> To be done
State the number of lines, and only that number, in which the word "title" appears.

> Exercise input
──────────
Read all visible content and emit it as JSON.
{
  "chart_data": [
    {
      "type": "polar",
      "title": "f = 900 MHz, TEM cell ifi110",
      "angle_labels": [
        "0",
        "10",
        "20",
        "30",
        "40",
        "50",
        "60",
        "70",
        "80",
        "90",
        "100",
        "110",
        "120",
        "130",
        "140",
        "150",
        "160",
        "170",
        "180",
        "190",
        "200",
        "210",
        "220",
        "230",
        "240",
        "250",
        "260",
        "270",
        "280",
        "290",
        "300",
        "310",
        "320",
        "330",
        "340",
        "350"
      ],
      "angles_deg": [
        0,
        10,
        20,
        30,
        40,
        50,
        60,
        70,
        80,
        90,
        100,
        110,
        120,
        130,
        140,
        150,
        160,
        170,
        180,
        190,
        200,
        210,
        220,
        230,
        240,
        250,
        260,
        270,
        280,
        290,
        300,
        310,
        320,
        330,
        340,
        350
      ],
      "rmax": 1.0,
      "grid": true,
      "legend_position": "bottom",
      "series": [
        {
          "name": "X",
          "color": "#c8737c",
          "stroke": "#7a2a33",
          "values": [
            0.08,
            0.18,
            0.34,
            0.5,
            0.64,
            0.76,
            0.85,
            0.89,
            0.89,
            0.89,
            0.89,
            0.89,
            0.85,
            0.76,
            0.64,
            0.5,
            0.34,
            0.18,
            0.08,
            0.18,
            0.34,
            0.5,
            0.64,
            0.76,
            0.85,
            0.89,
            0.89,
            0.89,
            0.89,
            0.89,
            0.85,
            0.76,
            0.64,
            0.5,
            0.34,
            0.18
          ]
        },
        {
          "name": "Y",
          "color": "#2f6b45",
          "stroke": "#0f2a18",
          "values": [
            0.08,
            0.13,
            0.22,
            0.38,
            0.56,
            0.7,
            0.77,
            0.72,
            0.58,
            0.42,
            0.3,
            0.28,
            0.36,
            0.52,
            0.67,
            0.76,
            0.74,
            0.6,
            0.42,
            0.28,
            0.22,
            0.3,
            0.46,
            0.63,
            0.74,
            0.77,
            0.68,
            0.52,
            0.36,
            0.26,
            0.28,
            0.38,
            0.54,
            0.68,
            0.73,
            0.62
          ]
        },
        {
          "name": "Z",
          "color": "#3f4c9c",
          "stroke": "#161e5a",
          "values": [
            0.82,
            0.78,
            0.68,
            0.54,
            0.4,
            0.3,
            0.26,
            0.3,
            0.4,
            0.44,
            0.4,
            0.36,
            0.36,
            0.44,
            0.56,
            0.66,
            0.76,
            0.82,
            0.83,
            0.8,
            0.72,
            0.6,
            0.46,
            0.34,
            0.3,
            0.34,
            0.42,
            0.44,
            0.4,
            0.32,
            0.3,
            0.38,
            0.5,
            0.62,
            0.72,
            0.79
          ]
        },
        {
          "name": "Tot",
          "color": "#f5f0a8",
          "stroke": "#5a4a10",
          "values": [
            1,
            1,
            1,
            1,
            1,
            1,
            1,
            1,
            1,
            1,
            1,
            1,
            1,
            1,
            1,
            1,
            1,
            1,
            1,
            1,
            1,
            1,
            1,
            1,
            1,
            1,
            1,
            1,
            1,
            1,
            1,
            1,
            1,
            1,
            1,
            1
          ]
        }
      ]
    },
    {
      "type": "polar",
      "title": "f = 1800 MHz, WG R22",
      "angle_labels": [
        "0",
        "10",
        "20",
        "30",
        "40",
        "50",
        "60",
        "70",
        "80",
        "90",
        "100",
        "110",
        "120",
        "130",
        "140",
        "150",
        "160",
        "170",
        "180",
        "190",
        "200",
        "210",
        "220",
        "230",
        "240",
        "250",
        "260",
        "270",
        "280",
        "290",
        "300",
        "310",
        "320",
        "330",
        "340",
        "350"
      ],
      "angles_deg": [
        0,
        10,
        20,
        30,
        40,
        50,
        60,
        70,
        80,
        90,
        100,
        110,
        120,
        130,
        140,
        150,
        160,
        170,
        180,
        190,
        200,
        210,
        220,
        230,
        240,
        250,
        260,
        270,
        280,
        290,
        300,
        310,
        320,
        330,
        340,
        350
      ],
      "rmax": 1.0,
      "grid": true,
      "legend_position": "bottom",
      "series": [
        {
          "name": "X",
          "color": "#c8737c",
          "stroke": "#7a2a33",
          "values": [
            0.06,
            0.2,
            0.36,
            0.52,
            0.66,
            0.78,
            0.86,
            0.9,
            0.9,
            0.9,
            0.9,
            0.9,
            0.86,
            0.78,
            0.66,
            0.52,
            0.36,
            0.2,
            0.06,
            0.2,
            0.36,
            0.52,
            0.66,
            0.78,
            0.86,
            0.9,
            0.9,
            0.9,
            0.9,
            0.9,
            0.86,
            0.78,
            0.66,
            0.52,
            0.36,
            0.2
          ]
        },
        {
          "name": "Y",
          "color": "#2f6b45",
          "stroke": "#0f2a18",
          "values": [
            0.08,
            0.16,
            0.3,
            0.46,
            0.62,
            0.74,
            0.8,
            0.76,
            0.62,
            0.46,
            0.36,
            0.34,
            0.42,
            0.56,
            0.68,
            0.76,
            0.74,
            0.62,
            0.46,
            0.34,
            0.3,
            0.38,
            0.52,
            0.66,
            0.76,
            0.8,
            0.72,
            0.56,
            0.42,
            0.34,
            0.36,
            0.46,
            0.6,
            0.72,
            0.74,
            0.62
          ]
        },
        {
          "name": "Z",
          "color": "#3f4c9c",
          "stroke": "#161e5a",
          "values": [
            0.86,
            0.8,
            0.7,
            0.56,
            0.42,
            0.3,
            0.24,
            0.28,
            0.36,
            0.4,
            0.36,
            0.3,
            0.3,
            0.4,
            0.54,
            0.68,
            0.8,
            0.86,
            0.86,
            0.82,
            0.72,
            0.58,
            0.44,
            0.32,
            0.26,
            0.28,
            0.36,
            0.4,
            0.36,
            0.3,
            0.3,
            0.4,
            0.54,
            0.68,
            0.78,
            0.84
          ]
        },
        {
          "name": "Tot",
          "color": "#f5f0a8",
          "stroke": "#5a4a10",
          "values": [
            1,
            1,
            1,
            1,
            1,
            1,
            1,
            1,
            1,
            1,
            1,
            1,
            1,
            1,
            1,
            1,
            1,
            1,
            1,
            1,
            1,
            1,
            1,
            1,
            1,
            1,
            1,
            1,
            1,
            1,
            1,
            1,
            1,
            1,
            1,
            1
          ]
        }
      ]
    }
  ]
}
──────────
> Written response
2